**What needs to be done**
Every line of the material is to be quoted verbatim, minus the pictures.

Data records

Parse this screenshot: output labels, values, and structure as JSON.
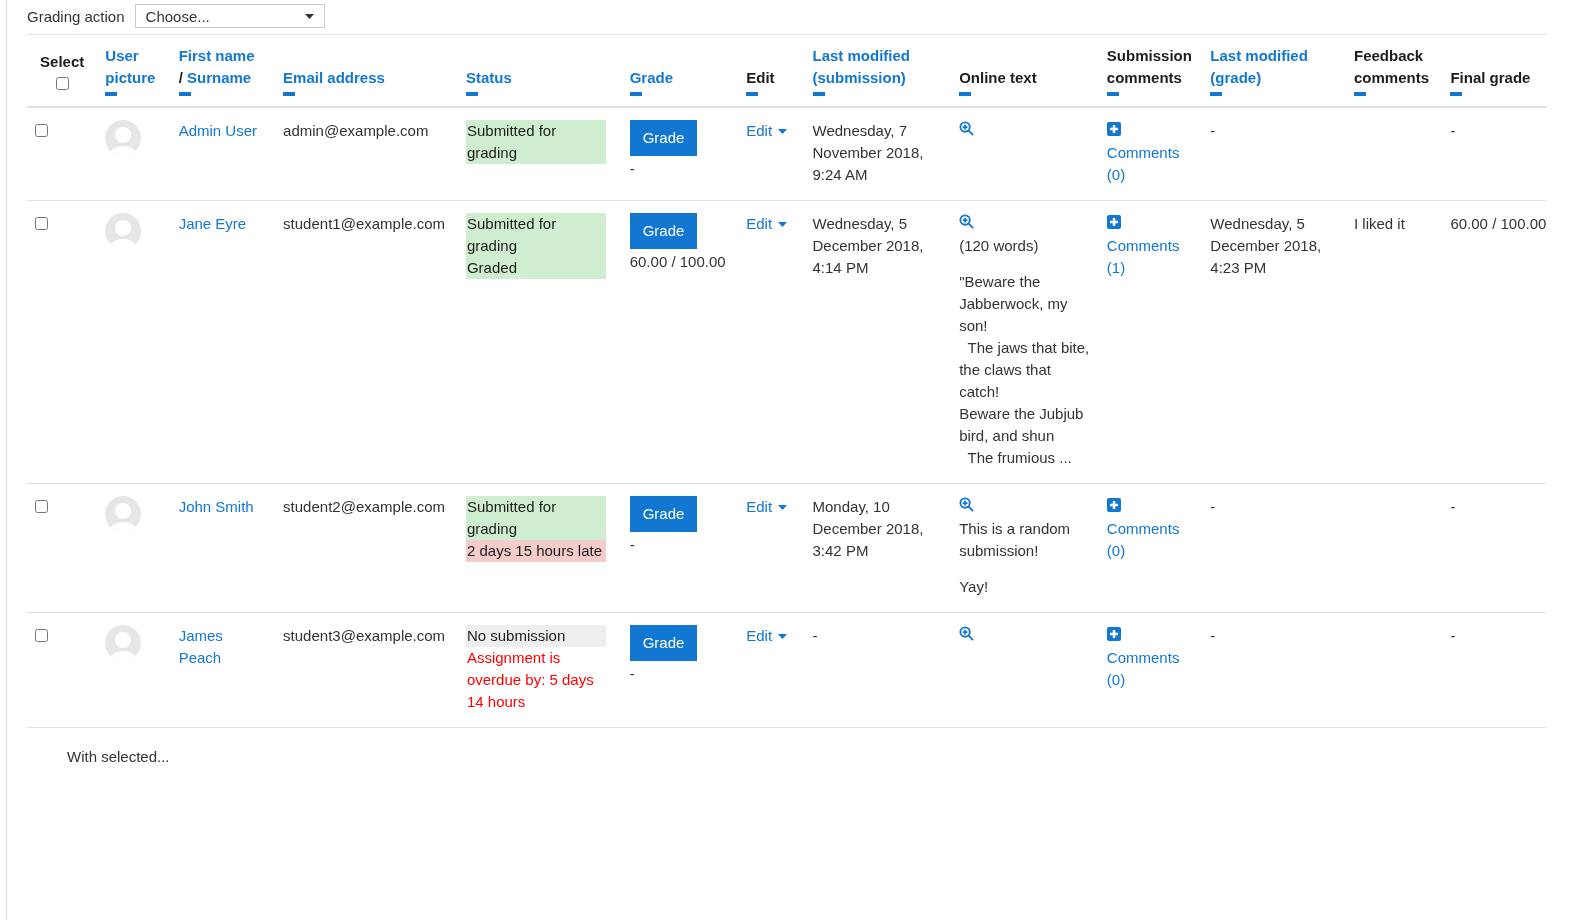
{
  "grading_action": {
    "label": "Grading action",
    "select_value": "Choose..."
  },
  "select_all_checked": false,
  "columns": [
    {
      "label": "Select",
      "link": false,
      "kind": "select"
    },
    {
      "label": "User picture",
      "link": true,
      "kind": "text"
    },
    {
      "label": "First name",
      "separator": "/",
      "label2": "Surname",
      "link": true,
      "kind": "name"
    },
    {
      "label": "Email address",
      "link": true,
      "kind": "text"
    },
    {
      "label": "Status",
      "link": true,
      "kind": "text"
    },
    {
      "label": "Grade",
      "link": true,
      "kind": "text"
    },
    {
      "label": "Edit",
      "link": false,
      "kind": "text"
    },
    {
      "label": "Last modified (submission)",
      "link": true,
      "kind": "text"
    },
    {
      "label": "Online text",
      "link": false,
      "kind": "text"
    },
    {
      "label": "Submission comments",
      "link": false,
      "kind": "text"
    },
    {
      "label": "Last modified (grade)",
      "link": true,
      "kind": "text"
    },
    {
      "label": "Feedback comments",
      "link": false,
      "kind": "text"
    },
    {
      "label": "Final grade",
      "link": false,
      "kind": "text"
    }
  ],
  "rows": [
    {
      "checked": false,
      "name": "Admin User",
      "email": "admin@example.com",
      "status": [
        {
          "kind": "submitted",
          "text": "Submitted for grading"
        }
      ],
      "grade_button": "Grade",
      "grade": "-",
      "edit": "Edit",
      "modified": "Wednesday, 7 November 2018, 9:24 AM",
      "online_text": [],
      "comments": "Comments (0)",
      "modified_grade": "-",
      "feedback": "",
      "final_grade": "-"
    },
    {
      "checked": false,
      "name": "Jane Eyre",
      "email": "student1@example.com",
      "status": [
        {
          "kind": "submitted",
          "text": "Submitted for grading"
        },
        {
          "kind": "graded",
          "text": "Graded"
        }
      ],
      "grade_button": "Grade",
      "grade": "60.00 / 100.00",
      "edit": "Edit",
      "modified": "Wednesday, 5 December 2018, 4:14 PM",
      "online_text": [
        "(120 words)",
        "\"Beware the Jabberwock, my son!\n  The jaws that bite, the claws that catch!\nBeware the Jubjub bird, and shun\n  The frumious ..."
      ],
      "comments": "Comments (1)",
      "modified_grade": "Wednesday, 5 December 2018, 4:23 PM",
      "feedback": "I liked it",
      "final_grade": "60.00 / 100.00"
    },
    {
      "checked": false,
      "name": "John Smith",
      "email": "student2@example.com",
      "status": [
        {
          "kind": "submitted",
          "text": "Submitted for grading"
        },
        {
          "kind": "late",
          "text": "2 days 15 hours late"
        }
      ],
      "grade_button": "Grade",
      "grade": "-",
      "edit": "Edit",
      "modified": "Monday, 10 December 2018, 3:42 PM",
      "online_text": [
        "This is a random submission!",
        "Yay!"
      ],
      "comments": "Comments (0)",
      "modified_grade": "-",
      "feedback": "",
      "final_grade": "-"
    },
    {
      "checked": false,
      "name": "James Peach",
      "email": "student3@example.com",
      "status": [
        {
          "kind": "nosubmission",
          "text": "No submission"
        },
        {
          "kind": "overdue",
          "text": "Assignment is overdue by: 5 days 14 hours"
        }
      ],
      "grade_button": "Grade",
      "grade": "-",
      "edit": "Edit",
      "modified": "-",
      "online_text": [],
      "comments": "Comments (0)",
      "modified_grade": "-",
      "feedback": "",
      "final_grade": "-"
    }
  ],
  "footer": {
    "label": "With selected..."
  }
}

**Problem solution**
Parse this screenshot: output labels, values, and structure as JSON.
{
  "grading_action": {
    "label": "Grading action",
    "select_value": "Choose..."
  },
  "select_all_checked": false,
  "columns": [
    {
      "label": "Select",
      "link": false,
      "kind": "select"
    },
    {
      "label": "User picture",
      "link": true,
      "kind": "text"
    },
    {
      "label": "First name",
      "separator": "/",
      "label2": "Surname",
      "link": true,
      "kind": "name"
    },
    {
      "label": "Email address",
      "link": true,
      "kind": "text"
    },
    {
      "label": "Status",
      "link": true,
      "kind": "text"
    },
    {
      "label": "Grade",
      "link": true,
      "kind": "text"
    },
    {
      "label": "Edit",
      "link": false,
      "kind": "text"
    },
    {
      "label": "Last modified (submission)",
      "link": true,
      "kind": "text"
    },
    {
      "label": "Online text",
      "link": false,
      "kind": "text"
    },
    {
      "label": "Submission comments",
      "link": false,
      "kind": "text"
    },
    {
      "label": "Last modified (grade)",
      "link": true,
      "kind": "text"
    },
    {
      "label": "Feedback comments",
      "link": false,
      "kind": "text"
    },
    {
      "label": "Final grade",
      "link": false,
      "kind": "text"
    }
  ],
  "rows": [
    {
      "checked": false,
      "name": "Admin User",
      "email": "admin@example.com",
      "status": [
        {
          "kind": "submitted",
          "text": "Submitted for grading"
        }
      ],
      "grade_button": "Grade",
      "grade": "-",
      "edit": "Edit",
      "modified": "Wednesday, 7 November 2018, 9:24 AM",
      "online_text": [],
      "comments": "Comments (0)",
      "modified_grade": "-",
      "feedback": "",
      "final_grade": "-"
    },
    {
      "checked": false,
      "name": "Jane Eyre",
      "email": "student1@example.com",
      "status": [
        {
          "kind": "submitted",
          "text": "Submitted for grading"
        },
        {
          "kind": "graded",
          "text": "Graded"
        }
      ],
      "grade_button": "Grade",
      "grade": "60.00 / 100.00",
      "edit": "Edit",
      "modified": "Wednesday, 5 December 2018, 4:14 PM",
      "online_text": [
        "(120 words)",
        "\"Beware the Jabberwock, my son!\n  The jaws that bite, the claws that catch!\nBeware the Jubjub bird, and shun\n  The frumious ..."
      ],
      "comments": "Comments (1)",
      "modified_grade": "Wednesday, 5 December 2018, 4:23 PM",
      "feedback": "I liked it",
      "final_grade": "60.00 / 100.00"
    },
    {
      "checked": false,
      "name": "John Smith",
      "email": "student2@example.com",
      "status": [
        {
          "kind": "submitted",
          "text": "Submitted for grading"
        },
        {
          "kind": "late",
          "text": "2 days 15 hours late"
        }
      ],
      "grade_button": "Grade",
      "grade": "-",
      "edit": "Edit",
      "modified": "Monday, 10 December 2018, 3:42 PM",
      "online_text": [
        "This is a random submission!",
        "Yay!"
      ],
      "comments": "Comments (0)",
      "modified_grade": "-",
      "feedback": "",
      "final_grade": "-"
    },
    {
      "checked": false,
      "name": "James Peach",
      "email": "student3@example.com",
      "status": [
        {
          "kind": "nosubmission",
          "text": "No submission"
        },
        {
          "kind": "overdue",
          "text": "Assignment is overdue by: 5 days 14 hours"
        }
      ],
      "grade_button": "Grade",
      "grade": "-",
      "edit": "Edit",
      "modified": "-",
      "online_text": [],
      "comments": "Comments (0)",
      "modified_grade": "-",
      "feedback": "",
      "final_grade": "-"
    }
  ],
  "footer": {
    "label": "With selected..."
  }
}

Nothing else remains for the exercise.